▶ **TASK TO CARRY OUT**:
Search the listing for "VALID" and copy every line where it appears.

········

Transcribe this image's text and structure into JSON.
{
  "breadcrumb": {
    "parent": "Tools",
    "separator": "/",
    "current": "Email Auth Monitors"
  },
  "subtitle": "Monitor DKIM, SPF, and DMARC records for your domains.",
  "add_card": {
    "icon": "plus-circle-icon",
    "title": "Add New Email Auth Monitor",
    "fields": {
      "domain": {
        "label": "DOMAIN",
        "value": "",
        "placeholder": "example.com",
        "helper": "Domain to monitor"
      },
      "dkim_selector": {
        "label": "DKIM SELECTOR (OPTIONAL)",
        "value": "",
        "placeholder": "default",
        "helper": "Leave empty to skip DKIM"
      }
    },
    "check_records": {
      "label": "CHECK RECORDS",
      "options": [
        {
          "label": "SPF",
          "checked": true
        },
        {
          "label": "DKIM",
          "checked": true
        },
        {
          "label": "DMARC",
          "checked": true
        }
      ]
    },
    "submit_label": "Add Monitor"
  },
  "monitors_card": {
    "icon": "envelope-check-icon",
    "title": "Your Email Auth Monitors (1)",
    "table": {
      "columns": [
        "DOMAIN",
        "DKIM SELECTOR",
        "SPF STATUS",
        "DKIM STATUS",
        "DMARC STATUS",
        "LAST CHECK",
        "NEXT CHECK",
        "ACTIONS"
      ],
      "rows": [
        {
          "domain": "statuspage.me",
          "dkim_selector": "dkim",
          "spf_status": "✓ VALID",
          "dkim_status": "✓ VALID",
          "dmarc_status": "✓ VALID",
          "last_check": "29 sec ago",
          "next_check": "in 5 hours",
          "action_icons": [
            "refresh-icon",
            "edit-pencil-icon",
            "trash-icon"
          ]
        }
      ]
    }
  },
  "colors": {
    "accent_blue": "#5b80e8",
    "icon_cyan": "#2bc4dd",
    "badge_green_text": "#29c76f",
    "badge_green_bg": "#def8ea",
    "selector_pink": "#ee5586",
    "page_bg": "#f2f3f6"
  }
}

········

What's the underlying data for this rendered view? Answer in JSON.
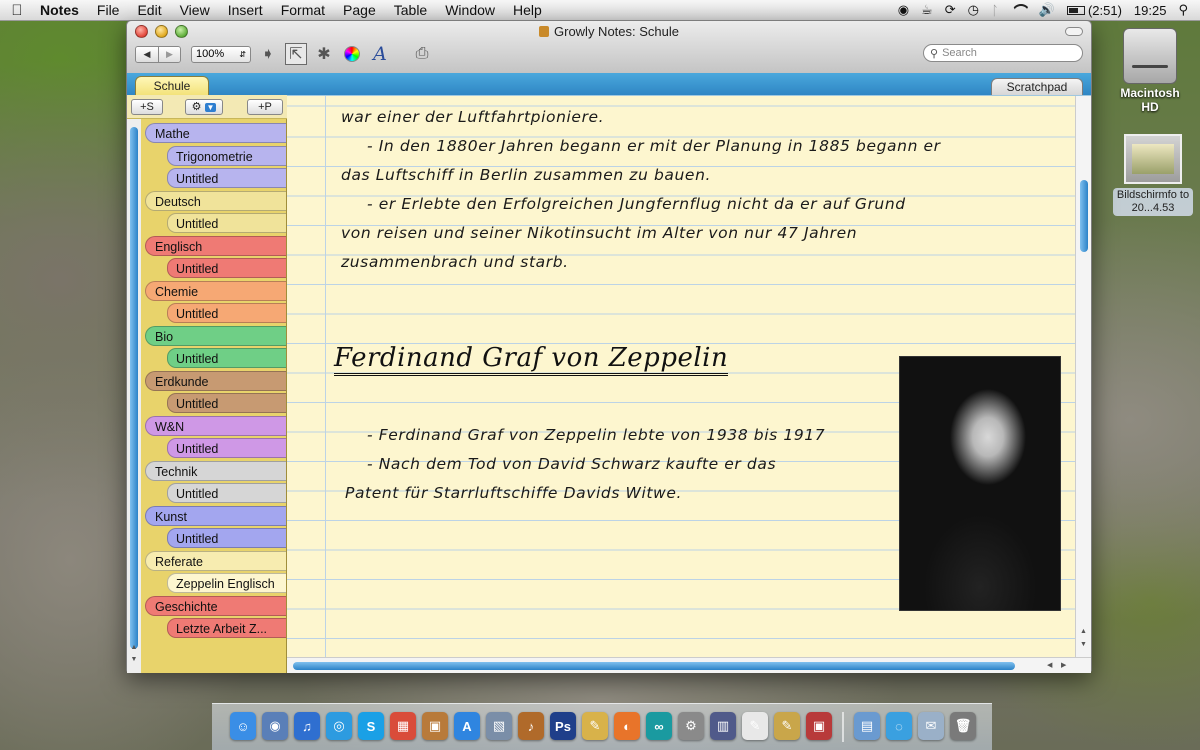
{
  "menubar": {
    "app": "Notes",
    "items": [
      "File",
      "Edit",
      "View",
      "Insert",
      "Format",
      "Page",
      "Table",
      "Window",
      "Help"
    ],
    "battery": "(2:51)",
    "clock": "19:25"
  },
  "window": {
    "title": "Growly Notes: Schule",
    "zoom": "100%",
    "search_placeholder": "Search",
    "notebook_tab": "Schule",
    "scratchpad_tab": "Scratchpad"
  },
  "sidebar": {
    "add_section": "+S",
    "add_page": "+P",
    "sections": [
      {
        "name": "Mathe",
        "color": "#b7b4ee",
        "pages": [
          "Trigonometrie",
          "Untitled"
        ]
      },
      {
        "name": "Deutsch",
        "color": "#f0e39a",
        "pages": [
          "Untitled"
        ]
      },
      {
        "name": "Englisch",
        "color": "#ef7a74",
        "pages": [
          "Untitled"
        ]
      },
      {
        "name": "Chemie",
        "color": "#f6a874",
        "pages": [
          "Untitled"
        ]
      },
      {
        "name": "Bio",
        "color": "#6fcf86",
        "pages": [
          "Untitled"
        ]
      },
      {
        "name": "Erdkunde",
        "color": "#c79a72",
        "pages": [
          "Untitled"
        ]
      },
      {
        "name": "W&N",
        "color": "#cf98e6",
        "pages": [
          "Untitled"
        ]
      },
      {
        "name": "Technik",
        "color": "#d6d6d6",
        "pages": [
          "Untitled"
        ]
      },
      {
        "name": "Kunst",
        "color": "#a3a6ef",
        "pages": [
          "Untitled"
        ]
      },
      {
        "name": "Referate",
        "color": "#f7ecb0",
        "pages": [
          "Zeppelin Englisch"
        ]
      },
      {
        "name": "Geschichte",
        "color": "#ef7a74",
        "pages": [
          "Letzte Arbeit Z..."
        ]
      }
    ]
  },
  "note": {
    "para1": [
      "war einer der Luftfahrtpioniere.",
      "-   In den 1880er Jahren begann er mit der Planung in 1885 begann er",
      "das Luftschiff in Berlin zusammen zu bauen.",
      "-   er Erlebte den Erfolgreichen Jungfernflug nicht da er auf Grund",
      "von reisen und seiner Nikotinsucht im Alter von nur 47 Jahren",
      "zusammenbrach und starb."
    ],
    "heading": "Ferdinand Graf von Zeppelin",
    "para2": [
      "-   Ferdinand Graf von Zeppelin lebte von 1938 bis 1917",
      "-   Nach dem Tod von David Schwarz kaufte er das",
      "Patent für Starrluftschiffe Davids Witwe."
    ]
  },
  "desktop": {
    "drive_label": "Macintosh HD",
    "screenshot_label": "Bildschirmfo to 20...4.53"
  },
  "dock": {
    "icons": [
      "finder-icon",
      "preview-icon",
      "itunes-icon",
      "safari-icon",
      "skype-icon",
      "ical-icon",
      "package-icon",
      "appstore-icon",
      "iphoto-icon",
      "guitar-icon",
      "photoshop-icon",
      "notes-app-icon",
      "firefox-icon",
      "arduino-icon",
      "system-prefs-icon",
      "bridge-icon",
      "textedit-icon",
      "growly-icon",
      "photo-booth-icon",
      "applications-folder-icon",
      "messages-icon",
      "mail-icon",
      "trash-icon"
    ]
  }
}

········

▶ **OUTPUT**:
          "spf_status": "✓ VALID",
          "dkim_status": "✓ VALID",
          "dmarc_status": "✓ VALID",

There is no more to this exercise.